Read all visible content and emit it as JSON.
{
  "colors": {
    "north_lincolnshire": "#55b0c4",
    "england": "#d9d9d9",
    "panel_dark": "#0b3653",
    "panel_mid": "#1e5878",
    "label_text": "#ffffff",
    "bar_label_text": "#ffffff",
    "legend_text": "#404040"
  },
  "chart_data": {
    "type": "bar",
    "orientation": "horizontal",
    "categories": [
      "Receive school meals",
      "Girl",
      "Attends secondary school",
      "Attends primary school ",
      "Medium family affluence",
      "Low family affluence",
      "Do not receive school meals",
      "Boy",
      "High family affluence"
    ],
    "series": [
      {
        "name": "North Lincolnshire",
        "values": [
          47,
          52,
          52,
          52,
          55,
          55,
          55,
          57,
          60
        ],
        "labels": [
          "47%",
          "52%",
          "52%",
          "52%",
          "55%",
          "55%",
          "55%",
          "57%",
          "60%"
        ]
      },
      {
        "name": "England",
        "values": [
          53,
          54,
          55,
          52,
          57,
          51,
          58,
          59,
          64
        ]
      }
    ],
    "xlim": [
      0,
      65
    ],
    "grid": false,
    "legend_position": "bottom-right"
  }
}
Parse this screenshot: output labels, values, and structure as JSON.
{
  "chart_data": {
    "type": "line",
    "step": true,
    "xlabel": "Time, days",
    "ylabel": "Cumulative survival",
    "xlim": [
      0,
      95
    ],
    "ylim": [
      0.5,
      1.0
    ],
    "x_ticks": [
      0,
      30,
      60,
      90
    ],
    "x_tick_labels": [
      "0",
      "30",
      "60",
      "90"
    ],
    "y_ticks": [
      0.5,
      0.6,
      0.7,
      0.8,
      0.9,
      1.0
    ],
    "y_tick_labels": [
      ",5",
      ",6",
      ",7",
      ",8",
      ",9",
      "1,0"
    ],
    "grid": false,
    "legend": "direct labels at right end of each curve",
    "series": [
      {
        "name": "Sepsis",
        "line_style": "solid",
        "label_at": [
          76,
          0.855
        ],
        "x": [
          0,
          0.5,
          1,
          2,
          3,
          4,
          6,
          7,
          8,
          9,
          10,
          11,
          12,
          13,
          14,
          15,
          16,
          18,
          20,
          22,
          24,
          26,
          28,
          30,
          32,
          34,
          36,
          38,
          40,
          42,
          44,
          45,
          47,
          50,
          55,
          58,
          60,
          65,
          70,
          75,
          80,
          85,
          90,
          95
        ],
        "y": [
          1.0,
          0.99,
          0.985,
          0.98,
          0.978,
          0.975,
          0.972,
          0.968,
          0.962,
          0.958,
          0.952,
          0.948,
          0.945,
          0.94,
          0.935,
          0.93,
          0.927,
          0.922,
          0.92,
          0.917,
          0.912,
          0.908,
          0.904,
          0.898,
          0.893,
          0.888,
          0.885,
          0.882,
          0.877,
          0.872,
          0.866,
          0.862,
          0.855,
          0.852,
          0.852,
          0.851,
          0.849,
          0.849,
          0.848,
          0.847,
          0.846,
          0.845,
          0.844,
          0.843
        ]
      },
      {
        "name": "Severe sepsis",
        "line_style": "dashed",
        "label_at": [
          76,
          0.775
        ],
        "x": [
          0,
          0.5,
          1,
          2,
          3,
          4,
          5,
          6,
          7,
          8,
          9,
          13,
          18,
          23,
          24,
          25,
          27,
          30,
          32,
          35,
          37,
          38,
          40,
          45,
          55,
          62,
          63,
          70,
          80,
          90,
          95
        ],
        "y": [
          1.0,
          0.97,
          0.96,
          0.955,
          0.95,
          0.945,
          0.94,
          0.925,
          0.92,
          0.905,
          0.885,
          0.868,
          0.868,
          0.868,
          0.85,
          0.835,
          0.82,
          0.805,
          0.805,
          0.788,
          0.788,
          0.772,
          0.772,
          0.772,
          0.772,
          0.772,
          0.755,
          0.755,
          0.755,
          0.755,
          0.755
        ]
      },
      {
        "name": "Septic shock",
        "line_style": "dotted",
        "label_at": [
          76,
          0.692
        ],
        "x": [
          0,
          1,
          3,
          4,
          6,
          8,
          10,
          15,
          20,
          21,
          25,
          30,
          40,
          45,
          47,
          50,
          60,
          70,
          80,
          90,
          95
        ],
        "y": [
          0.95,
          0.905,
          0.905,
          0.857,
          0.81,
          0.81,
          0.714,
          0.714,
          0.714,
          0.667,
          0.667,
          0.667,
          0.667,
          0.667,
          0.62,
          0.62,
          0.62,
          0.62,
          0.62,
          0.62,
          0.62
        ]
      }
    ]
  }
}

What to produce:
Repeat the lines above exactly.

Solution to this task:
Read all visible content and emit it as JSON.
{
  "colors": {
    "north_lincolnshire": "#55b0c4",
    "england": "#d9d9d9",
    "panel_dark": "#0b3653",
    "panel_mid": "#1e5878",
    "label_text": "#ffffff",
    "bar_label_text": "#ffffff",
    "legend_text": "#404040"
  },
  "chart_data": {
    "type": "bar",
    "orientation": "horizontal",
    "categories": [
      "Receive school meals",
      "Girl",
      "Attends secondary school",
      "Attends primary school ",
      "Medium family affluence",
      "Low family affluence",
      "Do not receive school meals",
      "Boy",
      "High family affluence"
    ],
    "series": [
      {
        "name": "North Lincolnshire",
        "values": [
          47,
          52,
          52,
          52,
          55,
          55,
          55,
          57,
          60
        ],
        "labels": [
          "47%",
          "52%",
          "52%",
          "52%",
          "55%",
          "55%",
          "55%",
          "57%",
          "60%"
        ]
      },
      {
        "name": "England",
        "values": [
          53,
          54,
          55,
          52,
          57,
          51,
          58,
          59,
          64
        ]
      }
    ],
    "xlim": [
      0,
      65
    ],
    "grid": false,
    "legend_position": "bottom-right"
  }
}
Parse this screenshot: output labels, values, and structure as JSON.
{
  "chart_data": {
    "type": "line",
    "step": true,
    "xlabel": "Time, days",
    "ylabel": "Cumulative survival",
    "xlim": [
      0,
      95
    ],
    "ylim": [
      0.5,
      1.0
    ],
    "x_ticks": [
      0,
      30,
      60,
      90
    ],
    "x_tick_labels": [
      "0",
      "30",
      "60",
      "90"
    ],
    "y_ticks": [
      0.5,
      0.6,
      0.7,
      0.8,
      0.9,
      1.0
    ],
    "y_tick_labels": [
      ",5",
      ",6",
      ",7",
      ",8",
      ",9",
      "1,0"
    ],
    "grid": false,
    "legend": "direct labels at right end of each curve",
    "series": [
      {
        "name": "Sepsis",
        "line_style": "solid",
        "label_at": [
          76,
          0.855
        ],
        "x": [
          0,
          0.5,
          1,
          2,
          3,
          4,
          6,
          7,
          8,
          9,
          10,
          11,
          12,
          13,
          14,
          15,
          16,
          18,
          20,
          22,
          24,
          26,
          28,
          30,
          32,
          34,
          36,
          38,
          40,
          42,
          44,
          45,
          47,
          50,
          55,
          58,
          60,
          65,
          70,
          75,
          80,
          85,
          90,
          95
        ],
        "y": [
          1.0,
          0.99,
          0.985,
          0.98,
          0.978,
          0.975,
          0.972,
          0.968,
          0.962,
          0.958,
          0.952,
          0.948,
          0.945,
          0.94,
          0.935,
          0.93,
          0.927,
          0.922,
          0.92,
          0.917,
          0.912,
          0.908,
          0.904,
          0.898,
          0.893,
          0.888,
          0.885,
          0.882,
          0.877,
          0.872,
          0.866,
          0.862,
          0.855,
          0.852,
          0.852,
          0.851,
          0.849,
          0.849,
          0.848,
          0.847,
          0.846,
          0.845,
          0.844,
          0.843
        ]
      },
      {
        "name": "Severe sepsis",
        "line_style": "dashed",
        "label_at": [
          76,
          0.775
        ],
        "x": [
          0,
          0.5,
          1,
          2,
          3,
          4,
          5,
          6,
          7,
          8,
          9,
          13,
          18,
          23,
          24,
          25,
          27,
          30,
          32,
          35,
          37,
          38,
          40,
          45,
          55,
          62,
          63,
          70,
          80,
          90,
          95
        ],
        "y": [
          1.0,
          0.97,
          0.96,
          0.955,
          0.95,
          0.945,
          0.94,
          0.925,
          0.92,
          0.905,
          0.885,
          0.868,
          0.868,
          0.868,
          0.85,
          0.835,
          0.82,
          0.805,
          0.805,
          0.788,
          0.788,
          0.772,
          0.772,
          0.772,
          0.772,
          0.772,
          0.755,
          0.755,
          0.755,
          0.755,
          0.755
        ]
      },
      {
        "name": "Septic shock",
        "line_style": "dotted",
        "label_at": [
          76,
          0.692
        ],
        "x": [
          0,
          1,
          3,
          4,
          6,
          8,
          10,
          15,
          20,
          21,
          25,
          30,
          40,
          45,
          47,
          50,
          60,
          70,
          80,
          90,
          95
        ],
        "y": [
          0.95,
          0.905,
          0.905,
          0.857,
          0.81,
          0.81,
          0.714,
          0.714,
          0.714,
          0.667,
          0.667,
          0.667,
          0.667,
          0.667,
          0.62,
          0.62,
          0.62,
          0.62,
          0.62,
          0.62,
          0.62
        ]
      }
    ]
  }
}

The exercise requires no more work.